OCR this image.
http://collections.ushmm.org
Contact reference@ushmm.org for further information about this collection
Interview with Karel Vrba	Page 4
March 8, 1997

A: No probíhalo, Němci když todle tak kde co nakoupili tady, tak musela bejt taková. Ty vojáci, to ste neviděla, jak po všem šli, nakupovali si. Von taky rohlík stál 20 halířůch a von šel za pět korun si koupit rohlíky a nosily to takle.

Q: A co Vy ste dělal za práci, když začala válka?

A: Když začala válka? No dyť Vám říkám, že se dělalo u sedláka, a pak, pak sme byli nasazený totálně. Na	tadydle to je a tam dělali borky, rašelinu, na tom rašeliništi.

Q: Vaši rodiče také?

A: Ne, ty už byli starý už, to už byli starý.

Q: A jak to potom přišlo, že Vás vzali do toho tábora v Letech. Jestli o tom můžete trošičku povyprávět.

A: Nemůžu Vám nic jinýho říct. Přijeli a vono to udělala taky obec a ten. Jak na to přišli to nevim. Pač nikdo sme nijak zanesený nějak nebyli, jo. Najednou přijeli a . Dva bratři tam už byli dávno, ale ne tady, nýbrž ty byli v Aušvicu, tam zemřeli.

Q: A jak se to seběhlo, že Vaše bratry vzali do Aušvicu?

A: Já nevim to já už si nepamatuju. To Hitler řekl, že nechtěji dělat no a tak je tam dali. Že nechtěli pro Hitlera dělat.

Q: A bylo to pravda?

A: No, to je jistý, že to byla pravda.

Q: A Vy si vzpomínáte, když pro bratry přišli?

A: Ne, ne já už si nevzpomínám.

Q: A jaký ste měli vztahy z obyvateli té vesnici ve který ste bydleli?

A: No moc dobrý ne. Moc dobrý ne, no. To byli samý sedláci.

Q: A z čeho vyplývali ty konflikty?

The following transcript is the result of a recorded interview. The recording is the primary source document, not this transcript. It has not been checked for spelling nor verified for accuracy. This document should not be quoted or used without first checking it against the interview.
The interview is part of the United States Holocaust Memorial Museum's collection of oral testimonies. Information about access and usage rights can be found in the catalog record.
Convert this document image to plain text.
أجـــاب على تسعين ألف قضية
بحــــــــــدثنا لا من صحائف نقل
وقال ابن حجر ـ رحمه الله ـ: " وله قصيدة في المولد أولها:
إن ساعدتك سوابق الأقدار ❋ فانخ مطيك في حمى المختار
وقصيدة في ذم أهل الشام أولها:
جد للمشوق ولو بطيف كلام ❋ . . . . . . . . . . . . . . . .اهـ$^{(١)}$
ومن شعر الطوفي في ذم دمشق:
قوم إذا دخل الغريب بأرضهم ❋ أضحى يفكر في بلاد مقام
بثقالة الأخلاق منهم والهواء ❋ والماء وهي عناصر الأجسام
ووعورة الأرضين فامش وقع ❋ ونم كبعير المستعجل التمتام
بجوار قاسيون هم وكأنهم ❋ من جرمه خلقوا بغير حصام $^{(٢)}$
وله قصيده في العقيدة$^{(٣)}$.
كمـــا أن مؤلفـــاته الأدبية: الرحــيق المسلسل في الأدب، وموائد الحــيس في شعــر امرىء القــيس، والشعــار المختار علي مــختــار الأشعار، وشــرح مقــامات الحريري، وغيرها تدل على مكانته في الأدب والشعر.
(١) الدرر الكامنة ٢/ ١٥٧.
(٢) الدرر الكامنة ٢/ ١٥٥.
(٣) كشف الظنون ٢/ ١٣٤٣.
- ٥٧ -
+++
## INSTRUCTIONS TO FOLLOW
Reproduce the entries above exactly.

## PROBLEM SOLUTION
OCR this image.
http://collections.ushmm.org
Contact reference@ushmm.org for further information about this collection
Interview with Karel Vrba	Page 4
March 8, 1997

A: No probíhalo, Němci když todle tak kde co nakoupili tady, tak musela bejt taková. Ty vojáci, to ste neviděla, jak po všem šli, nakupovali si. Von taky rohlík stál 20 halířůch a von šel za pět korun si koupit rohlíky a nosily to takle.

Q: A co Vy ste dělal za práci, když začala válka?

A: Když začala válka? No dyť Vám říkám, že se dělalo u sedláka, a pak, pak sme byli nasazený totálně. Na	tadydle to je a tam dělali borky, rašelinu, na tom rašeliništi.

Q: Vaši rodiče také?

A: Ne, ty už byli starý už, to už byli starý.

Q: A jak to potom přišlo, že Vás vzali do toho tábora v Letech. Jestli o tom můžete trošičku povyprávět.

A: Nemůžu Vám nic jinýho říct. Přijeli a vono to udělala taky obec a ten. Jak na to přišli to nevim. Pač nikdo sme nijak zanesený nějak nebyli, jo. Najednou přijeli a . Dva bratři tam už byli dávno, ale ne tady, nýbrž ty byli v Aušvicu, tam zemřeli.

Q: A jak se to seběhlo, že Vaše bratry vzali do Aušvicu?

A: Já nevim to já už si nepamatuju. To Hitler řekl, že nechtěji dělat no a tak je tam dali. Že nechtěli pro Hitlera dělat.

Q: A bylo to pravda?

A: No, to je jistý, že to byla pravda.

Q: A Vy si vzpomínáte, když pro bratry přišli?

A: Ne, ne já už si nevzpomínám.

Q: A jaký ste měli vztahy z obyvateli té vesnici ve který ste bydleli?

A: No moc dobrý ne. Moc dobrý ne, no. To byli samý sedláci.

Q: A z čeho vyplývali ty konflikty?

The following transcript is the result of a recorded interview. The recording is the primary source document, not this transcript. It has not been checked for spelling nor verified for accuracy. This document should not be quoted or used without first checking it against the interview.
The interview is part of the United States Holocaust Memorial Museum's collection of oral testimonies. Information about access and usage rights can be found in the catalog record.
Convert this document image to plain text.
أجـــاب على تسعين ألف قضية
بحــــــــــدثنا لا من صحائف نقل
وقال ابن حجر ـ رحمه الله ـ: " وله قصيدة في المولد أولها:
إن ساعدتك سوابق الأقدار ❋ فانخ مطيك في حمى المختار
وقصيدة في ذم أهل الشام أولها:
جد للمشوق ولو بطيف كلام ❋ . . . . . . . . . . . . . . . .اهـ$^{(١)}$
ومن شعر الطوفي في ذم دمشق:
قوم إذا دخل الغريب بأرضهم ❋ أضحى يفكر في بلاد مقام
بثقالة الأخلاق منهم والهواء ❋ والماء وهي عناصر الأجسام
ووعورة الأرضين فامش وقع ❋ ونم كبعير المستعجل التمتام
بجوار قاسيون هم وكأنهم ❋ من جرمه خلقوا بغير حصام $^{(٢)}$
وله قصيده في العقيدة$^{(٣)}$.
كمـــا أن مؤلفـــاته الأدبية: الرحــيق المسلسل في الأدب، وموائد الحــيس في شعــر امرىء القــيس، والشعــار المختار علي مــختــار الأشعار، وشــرح مقــامات الحريري، وغيرها تدل على مكانته في الأدب والشعر.
(١) الدرر الكامنة ٢/ ١٥٧.
(٢) الدرر الكامنة ٢/ ١٥٥.
(٣) كشف الظنون ٢/ ١٣٤٣.
- ٥٧ -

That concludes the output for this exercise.